## Instruction
Collect each line of the records containing the string "Uninsured".
* Start Source records *
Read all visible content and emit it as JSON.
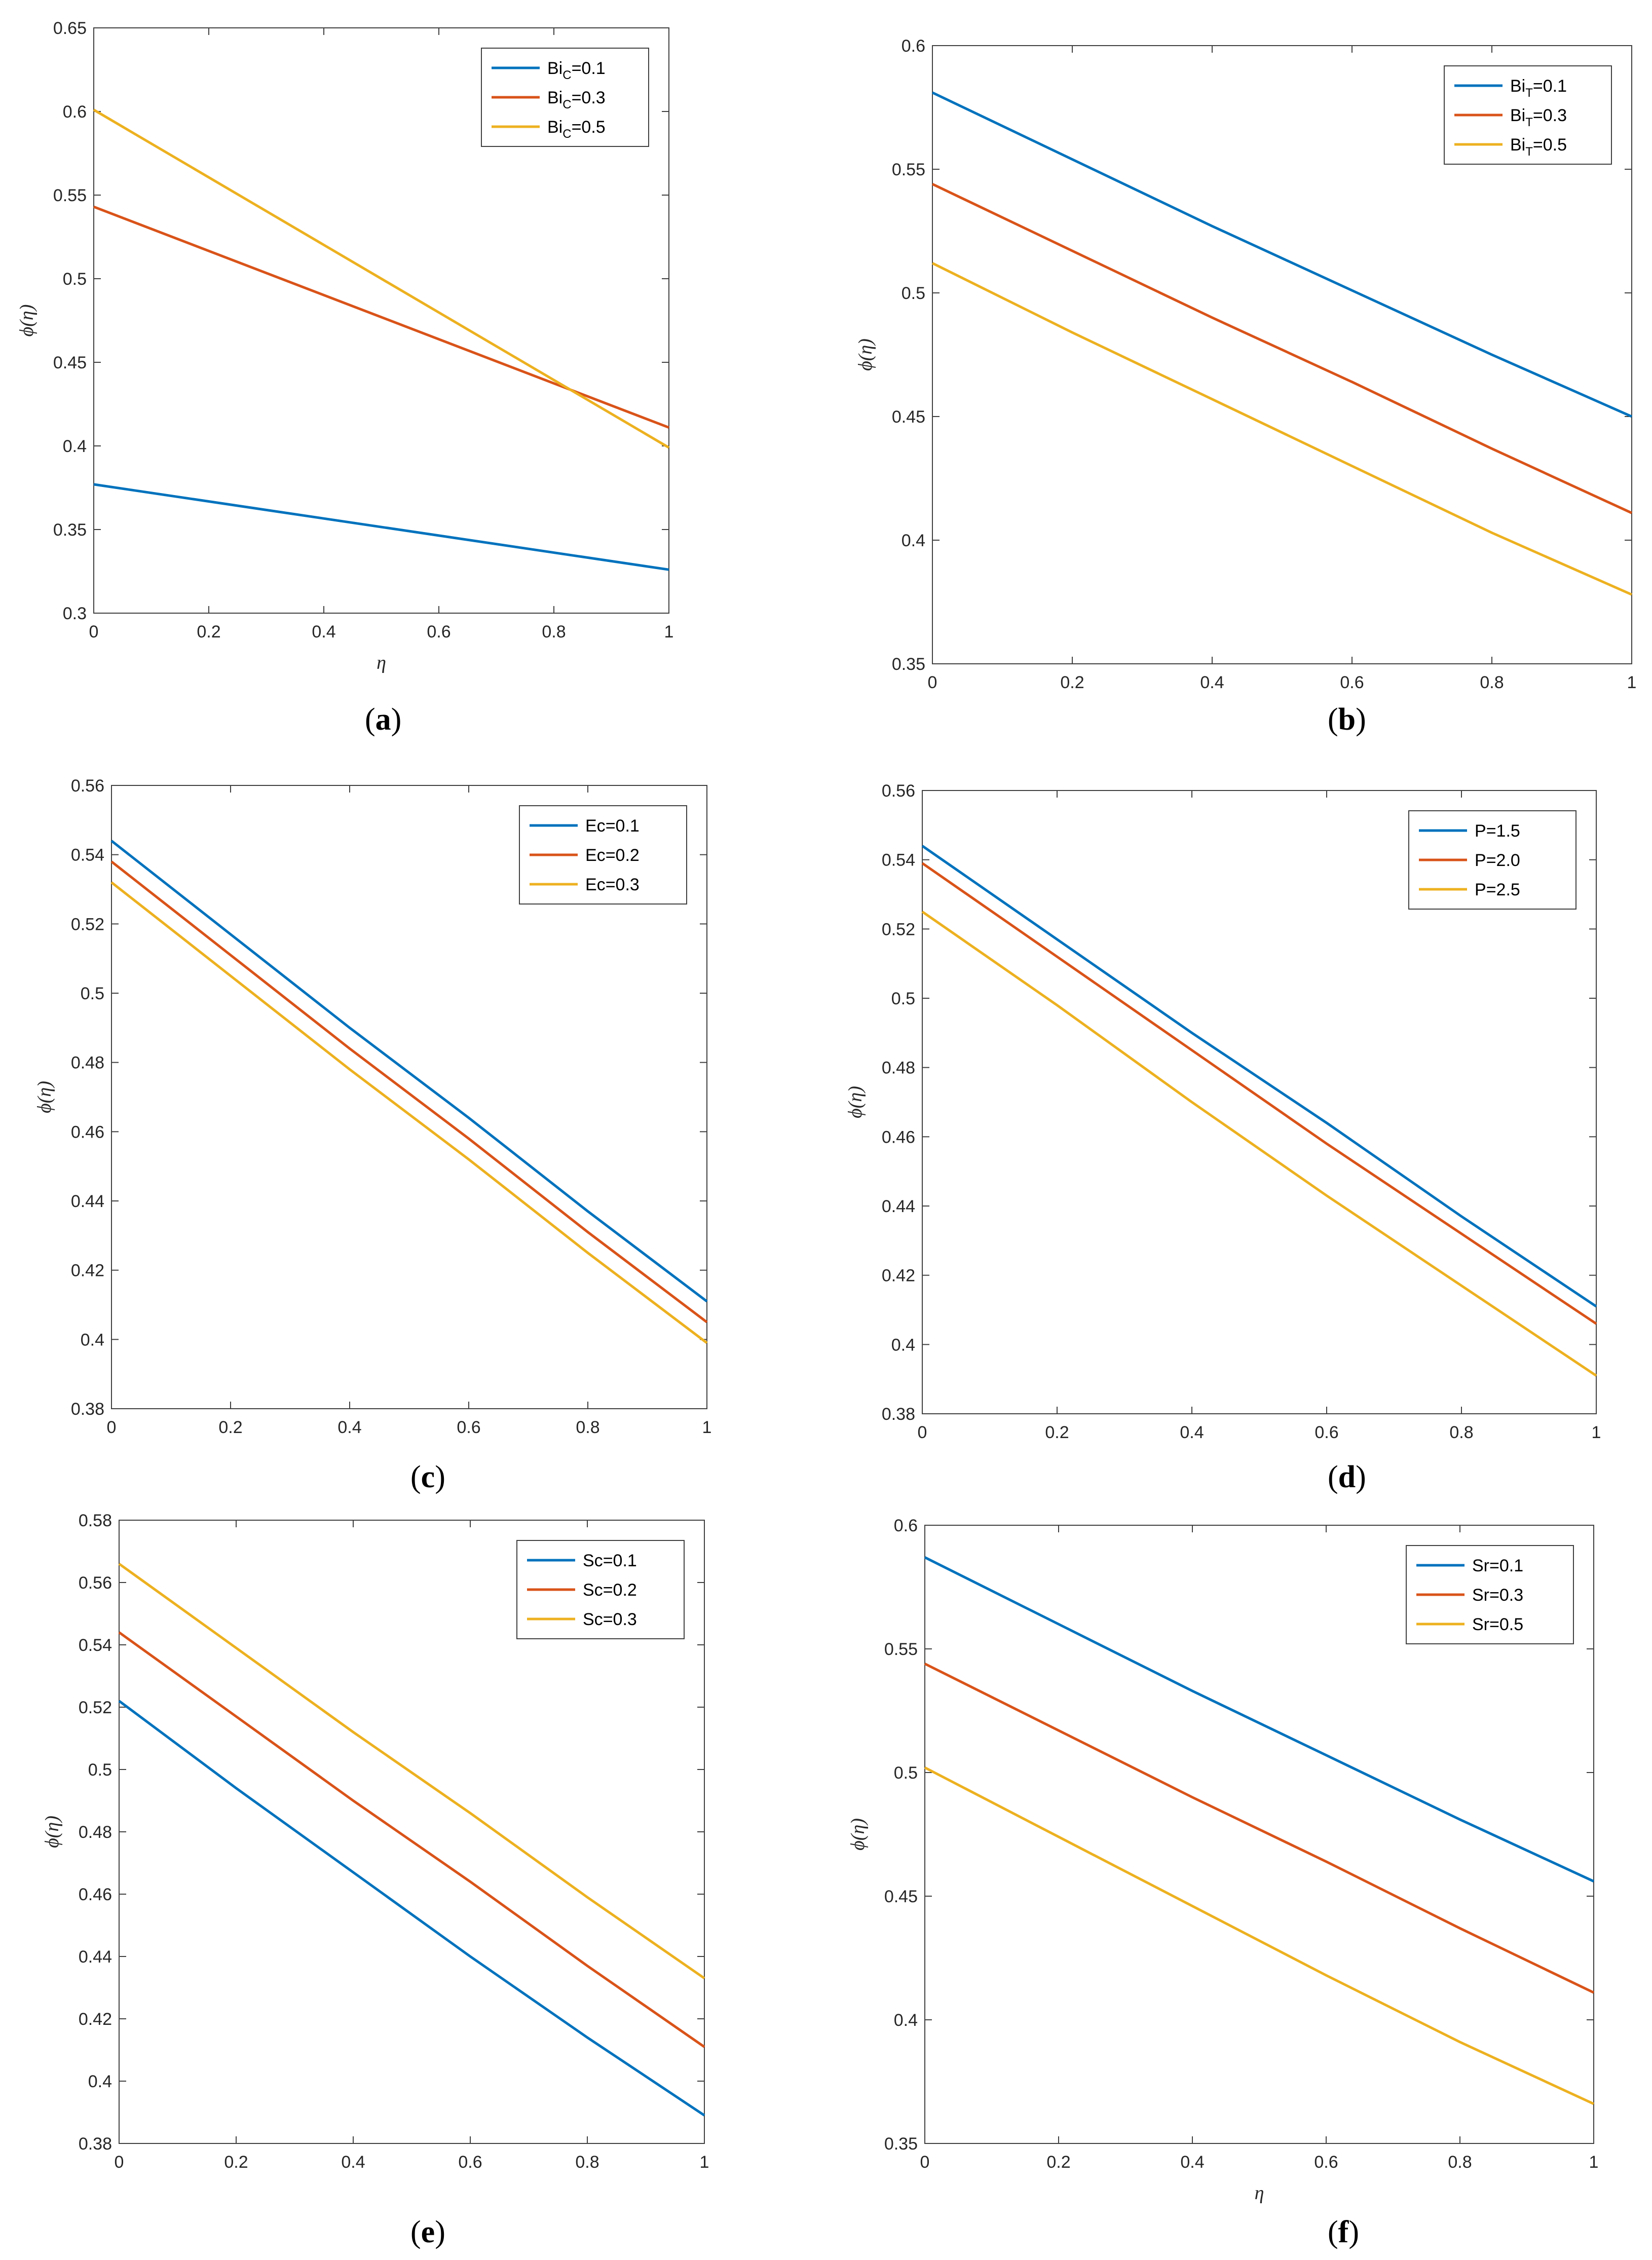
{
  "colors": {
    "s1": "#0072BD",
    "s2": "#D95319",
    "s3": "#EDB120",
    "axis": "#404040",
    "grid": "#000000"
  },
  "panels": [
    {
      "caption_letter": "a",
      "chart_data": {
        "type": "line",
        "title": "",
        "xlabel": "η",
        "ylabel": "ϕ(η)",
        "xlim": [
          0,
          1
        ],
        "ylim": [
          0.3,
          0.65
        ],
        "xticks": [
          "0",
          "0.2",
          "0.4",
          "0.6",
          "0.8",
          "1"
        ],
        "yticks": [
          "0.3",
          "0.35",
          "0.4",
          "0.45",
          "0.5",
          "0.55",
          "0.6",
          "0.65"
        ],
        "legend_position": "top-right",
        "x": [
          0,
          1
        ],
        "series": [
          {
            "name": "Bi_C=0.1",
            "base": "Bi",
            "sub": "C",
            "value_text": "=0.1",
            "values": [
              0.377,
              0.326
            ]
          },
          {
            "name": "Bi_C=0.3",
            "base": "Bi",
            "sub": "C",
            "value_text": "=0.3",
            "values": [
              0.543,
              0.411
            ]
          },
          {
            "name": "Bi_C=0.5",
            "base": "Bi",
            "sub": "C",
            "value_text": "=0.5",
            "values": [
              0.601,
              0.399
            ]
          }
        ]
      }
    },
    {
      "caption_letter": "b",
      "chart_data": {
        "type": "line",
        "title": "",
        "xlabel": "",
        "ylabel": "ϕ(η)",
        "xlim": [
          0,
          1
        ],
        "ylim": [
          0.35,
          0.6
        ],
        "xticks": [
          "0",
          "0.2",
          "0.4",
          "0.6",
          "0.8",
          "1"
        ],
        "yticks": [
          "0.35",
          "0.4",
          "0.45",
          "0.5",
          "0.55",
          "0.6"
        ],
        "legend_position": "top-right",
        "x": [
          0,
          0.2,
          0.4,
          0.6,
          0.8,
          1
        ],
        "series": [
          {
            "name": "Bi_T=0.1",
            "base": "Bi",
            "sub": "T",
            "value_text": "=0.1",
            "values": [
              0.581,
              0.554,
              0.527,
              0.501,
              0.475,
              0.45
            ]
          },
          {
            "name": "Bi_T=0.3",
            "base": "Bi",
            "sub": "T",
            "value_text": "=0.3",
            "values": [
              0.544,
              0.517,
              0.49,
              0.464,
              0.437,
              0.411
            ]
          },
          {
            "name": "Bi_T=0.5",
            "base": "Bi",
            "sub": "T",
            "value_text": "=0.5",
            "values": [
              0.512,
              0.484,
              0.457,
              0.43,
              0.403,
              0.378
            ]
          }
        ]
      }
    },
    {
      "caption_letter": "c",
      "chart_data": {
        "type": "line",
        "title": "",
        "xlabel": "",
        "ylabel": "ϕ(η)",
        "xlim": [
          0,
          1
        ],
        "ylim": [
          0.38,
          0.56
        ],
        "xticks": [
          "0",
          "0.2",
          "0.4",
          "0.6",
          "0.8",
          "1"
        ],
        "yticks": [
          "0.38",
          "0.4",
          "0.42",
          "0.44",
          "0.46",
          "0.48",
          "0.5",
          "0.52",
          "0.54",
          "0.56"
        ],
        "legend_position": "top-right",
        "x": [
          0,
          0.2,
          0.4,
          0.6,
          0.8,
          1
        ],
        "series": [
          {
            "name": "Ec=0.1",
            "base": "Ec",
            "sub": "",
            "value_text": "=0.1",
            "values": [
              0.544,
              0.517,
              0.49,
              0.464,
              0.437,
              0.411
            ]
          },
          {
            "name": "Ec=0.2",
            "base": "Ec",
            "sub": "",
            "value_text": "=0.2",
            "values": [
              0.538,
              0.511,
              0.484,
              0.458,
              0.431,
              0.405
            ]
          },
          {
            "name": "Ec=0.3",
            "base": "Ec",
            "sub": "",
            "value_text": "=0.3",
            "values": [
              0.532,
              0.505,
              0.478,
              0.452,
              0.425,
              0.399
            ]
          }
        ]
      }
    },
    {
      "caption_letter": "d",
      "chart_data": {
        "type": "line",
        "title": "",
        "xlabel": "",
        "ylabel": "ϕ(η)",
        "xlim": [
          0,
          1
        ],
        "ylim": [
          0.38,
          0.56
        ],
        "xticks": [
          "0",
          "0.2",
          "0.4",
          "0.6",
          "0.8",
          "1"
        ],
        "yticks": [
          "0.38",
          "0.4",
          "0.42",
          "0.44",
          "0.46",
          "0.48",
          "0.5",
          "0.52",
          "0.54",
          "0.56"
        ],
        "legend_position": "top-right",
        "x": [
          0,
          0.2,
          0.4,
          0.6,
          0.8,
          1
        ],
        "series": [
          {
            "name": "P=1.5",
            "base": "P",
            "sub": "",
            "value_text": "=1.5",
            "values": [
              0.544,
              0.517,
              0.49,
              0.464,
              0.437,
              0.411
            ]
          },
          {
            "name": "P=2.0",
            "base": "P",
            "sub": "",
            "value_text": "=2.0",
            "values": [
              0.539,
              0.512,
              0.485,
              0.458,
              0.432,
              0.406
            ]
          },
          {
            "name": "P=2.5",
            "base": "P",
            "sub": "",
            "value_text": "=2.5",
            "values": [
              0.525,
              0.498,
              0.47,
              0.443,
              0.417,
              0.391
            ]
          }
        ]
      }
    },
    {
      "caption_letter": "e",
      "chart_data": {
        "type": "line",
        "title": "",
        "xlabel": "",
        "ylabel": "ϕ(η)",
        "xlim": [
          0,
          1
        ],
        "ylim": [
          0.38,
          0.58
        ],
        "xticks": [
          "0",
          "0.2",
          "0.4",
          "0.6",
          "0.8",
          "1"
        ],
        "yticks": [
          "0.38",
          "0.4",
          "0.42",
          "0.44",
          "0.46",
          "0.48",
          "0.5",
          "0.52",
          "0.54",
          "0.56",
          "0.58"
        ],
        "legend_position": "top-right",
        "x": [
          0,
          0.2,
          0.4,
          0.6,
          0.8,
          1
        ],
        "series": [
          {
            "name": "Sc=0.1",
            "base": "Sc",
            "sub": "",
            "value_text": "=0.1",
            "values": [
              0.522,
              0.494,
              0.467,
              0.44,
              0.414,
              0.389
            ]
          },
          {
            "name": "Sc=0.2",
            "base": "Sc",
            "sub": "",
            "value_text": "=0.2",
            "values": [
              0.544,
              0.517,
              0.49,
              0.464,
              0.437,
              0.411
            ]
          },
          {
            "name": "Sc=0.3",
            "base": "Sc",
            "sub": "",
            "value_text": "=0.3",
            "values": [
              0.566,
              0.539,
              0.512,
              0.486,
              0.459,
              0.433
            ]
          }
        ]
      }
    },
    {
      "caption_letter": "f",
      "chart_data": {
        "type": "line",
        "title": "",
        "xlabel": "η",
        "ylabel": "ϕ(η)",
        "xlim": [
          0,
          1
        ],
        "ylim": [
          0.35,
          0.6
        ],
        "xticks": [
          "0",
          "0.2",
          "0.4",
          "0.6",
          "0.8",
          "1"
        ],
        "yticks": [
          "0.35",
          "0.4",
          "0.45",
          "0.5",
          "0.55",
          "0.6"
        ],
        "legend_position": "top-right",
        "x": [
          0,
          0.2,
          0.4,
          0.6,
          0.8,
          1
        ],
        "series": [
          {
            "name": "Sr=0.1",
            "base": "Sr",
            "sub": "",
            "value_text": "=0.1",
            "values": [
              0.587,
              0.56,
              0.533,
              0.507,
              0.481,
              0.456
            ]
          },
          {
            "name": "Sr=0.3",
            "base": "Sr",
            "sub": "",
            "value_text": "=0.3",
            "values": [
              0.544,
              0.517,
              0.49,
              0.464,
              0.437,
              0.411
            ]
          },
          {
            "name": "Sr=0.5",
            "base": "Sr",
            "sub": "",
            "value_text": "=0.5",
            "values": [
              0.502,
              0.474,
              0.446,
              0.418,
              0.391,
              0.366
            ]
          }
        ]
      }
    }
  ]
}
* End Source records *
* Start Source records *
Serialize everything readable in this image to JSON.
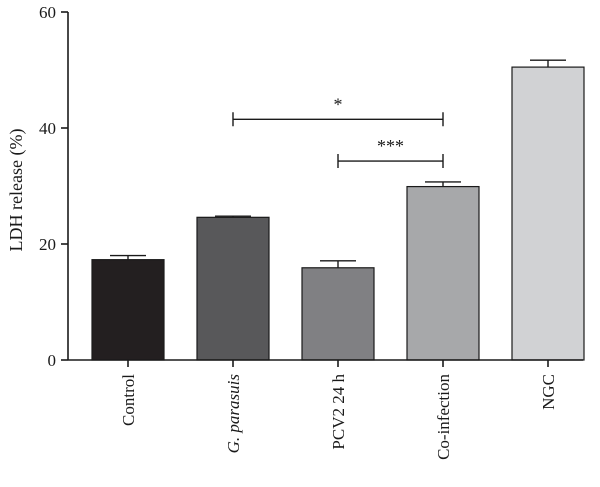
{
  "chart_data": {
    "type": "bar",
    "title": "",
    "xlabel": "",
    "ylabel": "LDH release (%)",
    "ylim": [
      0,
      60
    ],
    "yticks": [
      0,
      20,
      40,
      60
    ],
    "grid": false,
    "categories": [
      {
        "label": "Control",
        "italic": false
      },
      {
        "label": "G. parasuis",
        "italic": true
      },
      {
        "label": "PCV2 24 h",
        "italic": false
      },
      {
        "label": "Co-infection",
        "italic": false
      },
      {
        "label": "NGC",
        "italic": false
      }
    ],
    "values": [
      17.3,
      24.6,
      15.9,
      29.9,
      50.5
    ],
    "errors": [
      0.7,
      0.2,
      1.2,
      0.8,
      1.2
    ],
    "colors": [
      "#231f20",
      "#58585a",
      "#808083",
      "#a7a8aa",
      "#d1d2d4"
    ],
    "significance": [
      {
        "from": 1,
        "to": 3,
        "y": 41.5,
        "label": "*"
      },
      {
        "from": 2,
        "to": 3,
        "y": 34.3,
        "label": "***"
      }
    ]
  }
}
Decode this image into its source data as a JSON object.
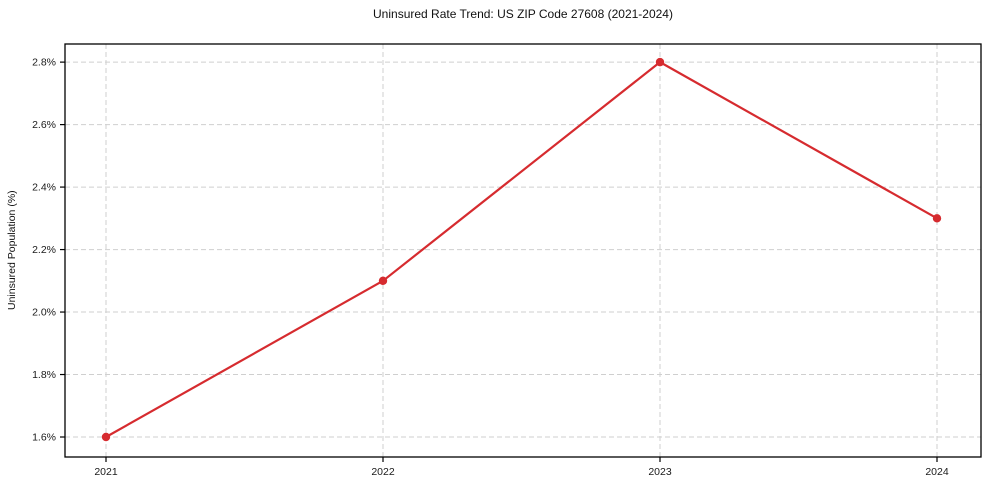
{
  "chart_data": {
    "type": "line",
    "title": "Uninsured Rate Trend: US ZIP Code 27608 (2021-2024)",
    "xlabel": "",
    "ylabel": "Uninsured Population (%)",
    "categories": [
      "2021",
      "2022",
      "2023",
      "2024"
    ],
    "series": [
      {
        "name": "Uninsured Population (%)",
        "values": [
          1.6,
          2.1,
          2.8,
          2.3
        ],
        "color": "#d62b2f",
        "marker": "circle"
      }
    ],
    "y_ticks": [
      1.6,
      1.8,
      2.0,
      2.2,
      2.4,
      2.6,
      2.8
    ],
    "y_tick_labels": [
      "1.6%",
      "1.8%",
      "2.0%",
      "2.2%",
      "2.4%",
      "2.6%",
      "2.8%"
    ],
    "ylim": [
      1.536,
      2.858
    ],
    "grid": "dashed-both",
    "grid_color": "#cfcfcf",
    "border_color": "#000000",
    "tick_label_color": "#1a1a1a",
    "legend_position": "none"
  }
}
* End Source records *
## Solution for this exercise
    "title": "Uninsured Rate Trend: US ZIP Code 27608 (2021-2024)",
    "ylabel": "Uninsured Population (%)",
        "name": "Uninsured Population (%)",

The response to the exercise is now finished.